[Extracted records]
=======

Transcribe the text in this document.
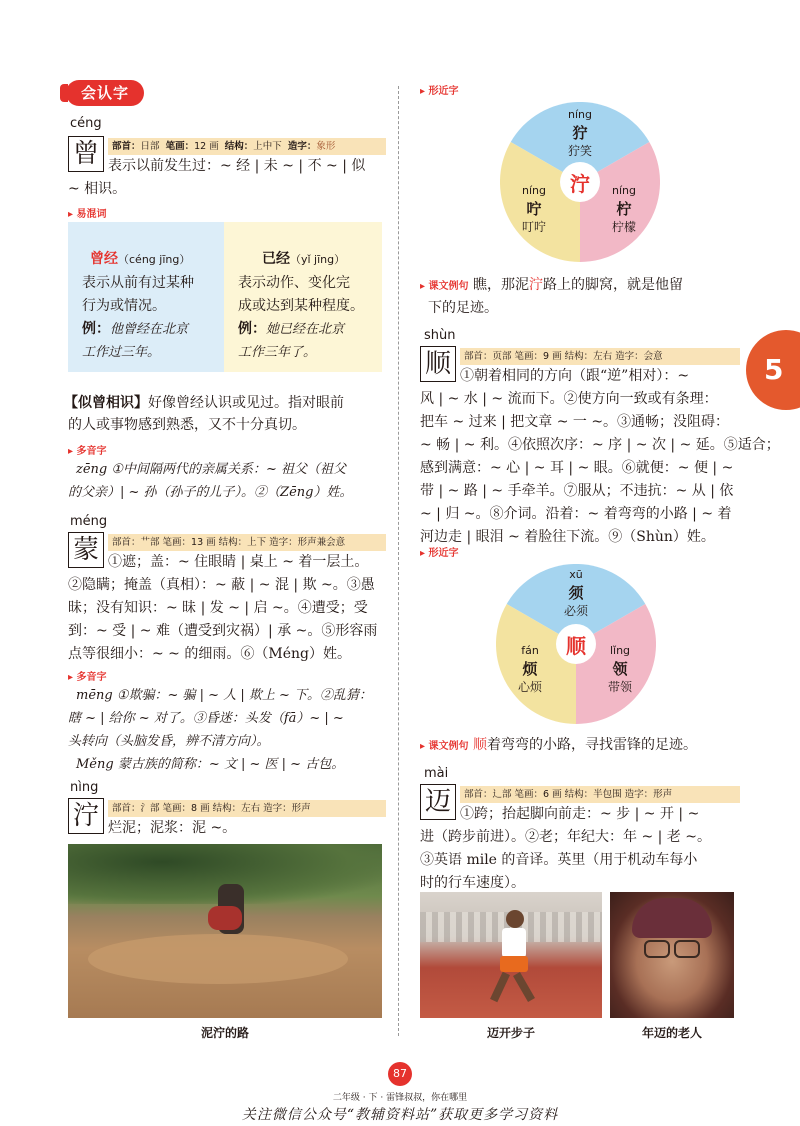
会认字
céng
曾	部首：日部 笔画：12 画 结构：上中下 造字：象形
表示以前发生过：~ 经 | 未 ~ | 不 ~ | 似
~ 相识。
▸ 易混词
曾经（céng jīng）
表示从前有过某种
行为或情况。
例：他曾经在北京
工作过三年。
已经（yǐ jīng）
表示动作、变化完
成或达到某种程度。
例：她已经在北京
工作三年了。
【似曾相识】好像曾经认识或见过。指对眼前
的人或事物感到熟悉，又不十分真切。
▸ 多音字
zēng ①中间隔两代的亲属关系：~ 祖父（祖父
的父亲）| ~ 孙（孙子的儿子）。②（Zēng）姓。
méng
蒙	部首：艹部 笔画：13 画 结构：上下 造字：形声兼会意
①遮；盖：~ 住眼睛 | 桌上 ~ 着一层土。
②隐瞒；掩盖（真相）：~ 蔽 | ~ 混 | 欺 ~。③愚
昧；没有知识：~ 昧 | 发 ~ | 启 ~。④遭受；受
到：~ 受 | ~ 难（遭受到灾祸）| 承 ~。⑤形容雨
点等很细小：~ ~ 的细雨。⑥（Méng）姓。
▸ 多音字
mēng ①欺骗：~ 骗 | ~ 人 | 欺上 ~ 下。②乱猜：
瞎 ~ | 给你 ~ 对了。③昏迷：头发（fā）~ | ~
头转向（头脑发昏，辨不清方向）。
Měng 蒙古族的简称：~ 文 | ~ 医 | ~ 古包。
nìng
泞	部首：氵部 笔画：8 画 结构：左右 造字：形声
烂泥；泥浆：泥 ~。
泥泞的路
▸ 形近字
泞
níng
狞
狞笑
níng
咛
叮咛
níng
柠
柠檬
▸ 课文例句 瞧，那泥泞路上的脚窝，就是他留
下的足迹。
shùn
顺	部首：页部 笔画：9 画 结构：左右 造字：会意
①朝着相同的方向（跟“逆”相对）：~
风 | ~ 水 | ~ 流而下。②使方向一致或有条理：
把车 ~ 过来 | 把文章 ~ 一 ~。③通畅；没阻碍：
~ 畅 | ~ 利。④依照次序：~ 序 | ~ 次 | ~ 延。⑤适合；
感到满意：~ 心 | ~ 耳 | ~ 眼。⑥就便：~ 便 | ~
带 | ~ 路 | ~ 手牵羊。⑦服从；不违抗：~ 从 | 依
~ | 归 ~。⑧介词。沿着：~ 着弯弯的小路 | ~ 着
河边走 | 眼泪 ~ 着脸往下流。⑨（Shùn）姓。
▸ 形近字
顺
xū
须
必须
fán
烦
心烦
lǐng
领
带领
▸ 课文例句 顺着弯弯的小路，寻找雷锋的足迹。
mài
迈	部首：辶部 笔画：6 画 结构：半包围 造字：形声
①跨；抬起脚向前走：~ 步 | ~ 开 | ~
进（跨步前进）。②老；年纪大：年 ~ | 老 ~。
③英语 mile 的音译。英里（用于机动车每小
时的行车速度）。
迈开步子	年迈的老人
5
87
二年级 · 下 · 雷锋叔叔，你在哪里
关注微信公众号“教辅资料站”获取更多学习资料
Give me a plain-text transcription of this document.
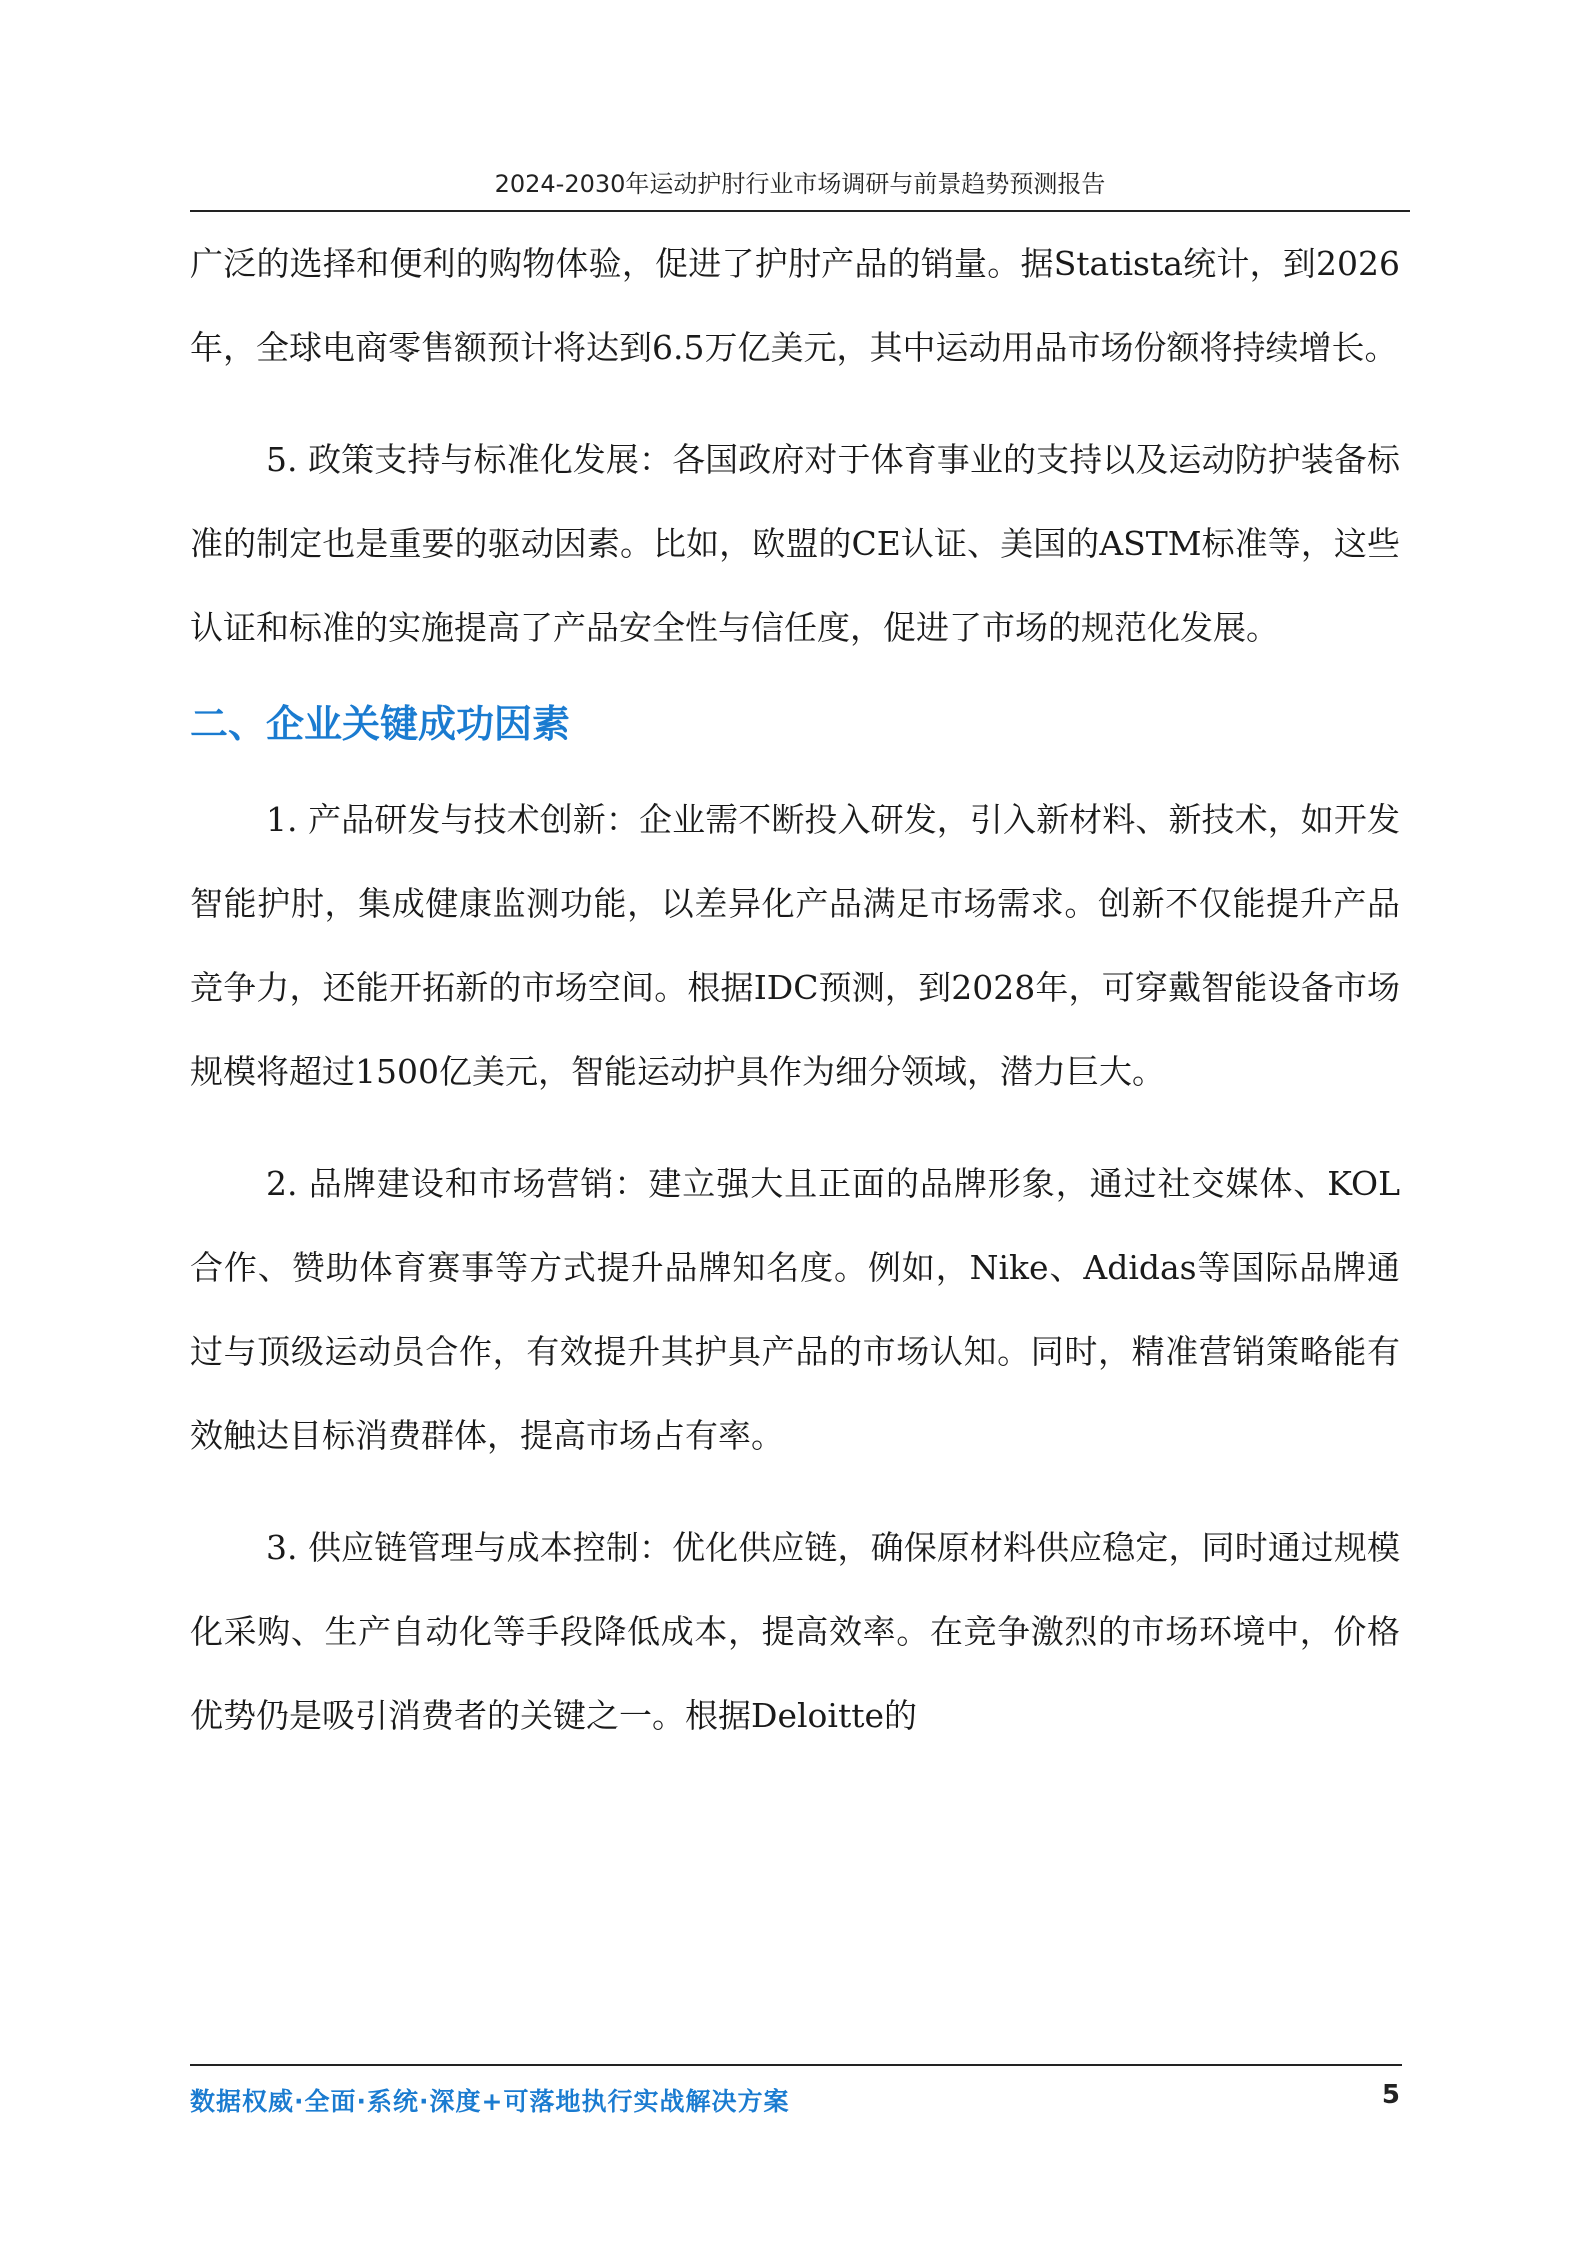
2024-2030年运动护肘行业市场调研与前景趋势预测报告

广泛的选择和便利的购物体验，促进了护肘产品的销量。据Statista统计，到2026年，全球电商零售额预计将达到6.5万亿美元，其中运动用品市场份额将持续增长。

5. 政策支持与标准化发展：各国政府对于体育事业的支持以及运动防护装备标准的制定也是重要的驱动因素。比如，欧盟的CE认证、美国的ASTM标准等，这些认证和标准的实施提高了产品安全性与信任度，促进了市场的规范化发展。

二、企业关键成功因素

1. 产品研发与技术创新：企业需不断投入研发，引入新材料、新技术，如开发智能护肘，集成健康监测功能，以差异化产品满足市场需求。创新不仅能提升产品竞争力，还能开拓新的市场空间。根据IDC预测，到2028年，可穿戴智能设备市场规模将超过1500亿美元，智能运动护具作为细分领域，潜力巨大。

2. 品牌建设和市场营销：建立强大且正面的品牌形象，通过社交媒体、KOL合作、赞助体育赛事等方式提升品牌知名度。例如，Nike、Adidas等国际品牌通过与顶级运动员合作，有效提升其护具产品的市场认知。同时，精准营销策略能有效触达目标消费群体，提高市场占有率。

3. 供应链管理与成本控制：优化供应链，确保原材料供应稳定，同时通过规模化采购、生产自动化等手段降低成本，提高效率。在竞争激烈的市场环境中，价格优势仍是吸引消费者的关键之一。根据Deloitte的

数据权威·全面·系统·深度+可落地执行实战解决方案	5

=======

Provide the number of lines in these entries that hold the word "this", without any accompanying text.

#### [Correct response]
2